→ Problem to work on
Go through the material below and report how many lines contain "limite". Give only the number.

→ Collection entries
---*---

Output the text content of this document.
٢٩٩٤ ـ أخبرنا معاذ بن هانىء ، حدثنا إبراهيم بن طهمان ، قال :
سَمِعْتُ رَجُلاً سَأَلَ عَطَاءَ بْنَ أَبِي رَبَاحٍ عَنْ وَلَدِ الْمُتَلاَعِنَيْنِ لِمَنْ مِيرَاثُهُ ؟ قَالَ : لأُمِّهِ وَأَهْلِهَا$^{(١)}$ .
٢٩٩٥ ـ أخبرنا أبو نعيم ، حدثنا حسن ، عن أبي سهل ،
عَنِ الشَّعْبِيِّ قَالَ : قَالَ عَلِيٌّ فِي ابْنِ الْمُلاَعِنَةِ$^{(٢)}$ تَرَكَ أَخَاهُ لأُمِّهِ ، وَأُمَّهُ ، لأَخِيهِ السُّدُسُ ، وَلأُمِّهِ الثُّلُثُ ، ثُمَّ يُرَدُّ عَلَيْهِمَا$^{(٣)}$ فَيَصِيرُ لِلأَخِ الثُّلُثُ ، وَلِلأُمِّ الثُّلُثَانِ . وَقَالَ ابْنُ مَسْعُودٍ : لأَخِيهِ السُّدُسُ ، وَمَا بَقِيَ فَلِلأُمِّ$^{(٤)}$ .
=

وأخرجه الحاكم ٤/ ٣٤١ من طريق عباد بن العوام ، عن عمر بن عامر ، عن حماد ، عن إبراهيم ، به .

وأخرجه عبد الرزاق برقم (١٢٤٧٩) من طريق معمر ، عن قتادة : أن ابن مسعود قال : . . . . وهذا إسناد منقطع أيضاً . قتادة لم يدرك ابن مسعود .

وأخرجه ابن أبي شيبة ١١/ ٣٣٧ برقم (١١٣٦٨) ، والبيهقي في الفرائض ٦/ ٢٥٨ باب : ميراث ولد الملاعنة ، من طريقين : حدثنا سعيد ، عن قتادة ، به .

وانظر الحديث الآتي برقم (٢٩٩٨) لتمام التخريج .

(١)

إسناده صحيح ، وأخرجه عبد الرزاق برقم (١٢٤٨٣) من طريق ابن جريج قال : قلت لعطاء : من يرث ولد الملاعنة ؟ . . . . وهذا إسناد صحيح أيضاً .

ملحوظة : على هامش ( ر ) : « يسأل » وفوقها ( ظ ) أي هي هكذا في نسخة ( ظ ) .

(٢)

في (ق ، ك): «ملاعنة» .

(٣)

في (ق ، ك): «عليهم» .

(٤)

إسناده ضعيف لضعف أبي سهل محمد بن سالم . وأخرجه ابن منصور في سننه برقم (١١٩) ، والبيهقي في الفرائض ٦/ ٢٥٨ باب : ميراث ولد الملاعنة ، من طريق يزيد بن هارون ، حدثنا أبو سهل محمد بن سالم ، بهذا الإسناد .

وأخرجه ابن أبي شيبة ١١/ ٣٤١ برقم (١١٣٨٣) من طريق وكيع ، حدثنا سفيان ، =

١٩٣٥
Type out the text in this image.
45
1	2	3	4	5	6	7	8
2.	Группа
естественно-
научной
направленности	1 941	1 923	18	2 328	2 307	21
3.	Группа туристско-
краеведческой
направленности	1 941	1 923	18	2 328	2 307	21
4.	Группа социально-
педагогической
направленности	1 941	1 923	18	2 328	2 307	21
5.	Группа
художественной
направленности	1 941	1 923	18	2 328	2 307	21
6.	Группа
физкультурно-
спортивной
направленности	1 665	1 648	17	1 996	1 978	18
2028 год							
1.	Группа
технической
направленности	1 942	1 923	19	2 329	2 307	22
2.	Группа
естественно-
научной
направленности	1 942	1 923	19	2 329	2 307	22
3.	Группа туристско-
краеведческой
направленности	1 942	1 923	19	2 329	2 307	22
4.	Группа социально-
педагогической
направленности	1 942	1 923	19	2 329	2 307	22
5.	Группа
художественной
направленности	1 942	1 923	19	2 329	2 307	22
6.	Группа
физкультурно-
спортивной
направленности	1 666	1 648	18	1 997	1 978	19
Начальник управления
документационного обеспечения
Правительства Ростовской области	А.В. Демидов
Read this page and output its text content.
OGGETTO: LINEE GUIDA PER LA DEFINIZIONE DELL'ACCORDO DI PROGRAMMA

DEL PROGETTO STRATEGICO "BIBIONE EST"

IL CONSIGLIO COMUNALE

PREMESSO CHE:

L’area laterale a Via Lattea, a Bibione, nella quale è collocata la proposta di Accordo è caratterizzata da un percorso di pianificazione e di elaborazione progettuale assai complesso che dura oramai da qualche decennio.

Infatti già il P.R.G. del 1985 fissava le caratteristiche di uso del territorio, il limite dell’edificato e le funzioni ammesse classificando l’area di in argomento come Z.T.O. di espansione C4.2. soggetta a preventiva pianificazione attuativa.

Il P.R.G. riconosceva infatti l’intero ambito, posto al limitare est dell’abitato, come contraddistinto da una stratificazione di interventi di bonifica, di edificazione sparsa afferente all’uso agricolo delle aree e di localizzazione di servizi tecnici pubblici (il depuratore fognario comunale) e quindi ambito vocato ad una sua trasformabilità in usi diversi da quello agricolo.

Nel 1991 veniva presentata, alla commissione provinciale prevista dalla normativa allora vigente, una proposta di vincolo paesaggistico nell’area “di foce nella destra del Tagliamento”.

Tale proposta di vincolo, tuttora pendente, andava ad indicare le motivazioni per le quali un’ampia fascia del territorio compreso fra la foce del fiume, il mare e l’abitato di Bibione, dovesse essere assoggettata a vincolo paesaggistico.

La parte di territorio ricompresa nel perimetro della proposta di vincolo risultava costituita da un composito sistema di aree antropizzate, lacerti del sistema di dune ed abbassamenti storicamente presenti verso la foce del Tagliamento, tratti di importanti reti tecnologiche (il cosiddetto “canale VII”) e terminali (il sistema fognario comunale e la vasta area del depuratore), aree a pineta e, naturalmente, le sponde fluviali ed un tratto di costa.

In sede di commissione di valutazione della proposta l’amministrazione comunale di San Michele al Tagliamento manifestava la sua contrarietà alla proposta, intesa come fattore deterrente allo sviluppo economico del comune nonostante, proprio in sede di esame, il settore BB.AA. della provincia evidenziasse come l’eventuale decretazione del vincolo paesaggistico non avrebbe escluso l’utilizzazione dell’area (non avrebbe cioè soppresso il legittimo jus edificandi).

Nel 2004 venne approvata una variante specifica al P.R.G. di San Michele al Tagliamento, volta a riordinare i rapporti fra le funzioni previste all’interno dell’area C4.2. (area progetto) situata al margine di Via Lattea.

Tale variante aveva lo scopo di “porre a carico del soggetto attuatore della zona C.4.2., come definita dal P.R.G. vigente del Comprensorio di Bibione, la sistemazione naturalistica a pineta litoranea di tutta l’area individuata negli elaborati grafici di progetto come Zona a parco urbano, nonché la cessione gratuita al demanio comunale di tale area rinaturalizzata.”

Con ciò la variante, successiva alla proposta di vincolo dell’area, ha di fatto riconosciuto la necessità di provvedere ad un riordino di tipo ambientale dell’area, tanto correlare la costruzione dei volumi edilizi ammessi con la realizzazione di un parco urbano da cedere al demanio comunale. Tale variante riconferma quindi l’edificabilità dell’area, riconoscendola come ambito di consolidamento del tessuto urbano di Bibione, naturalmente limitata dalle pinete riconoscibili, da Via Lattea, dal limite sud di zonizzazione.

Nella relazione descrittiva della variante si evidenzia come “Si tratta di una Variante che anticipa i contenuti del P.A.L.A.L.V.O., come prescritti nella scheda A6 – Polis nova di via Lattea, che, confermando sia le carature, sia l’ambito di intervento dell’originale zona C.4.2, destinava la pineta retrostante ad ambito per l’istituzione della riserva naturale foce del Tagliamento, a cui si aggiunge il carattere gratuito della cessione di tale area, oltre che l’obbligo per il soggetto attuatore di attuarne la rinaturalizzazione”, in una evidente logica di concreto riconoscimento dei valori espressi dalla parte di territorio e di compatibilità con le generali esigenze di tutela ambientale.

---*---

→ Full answer
2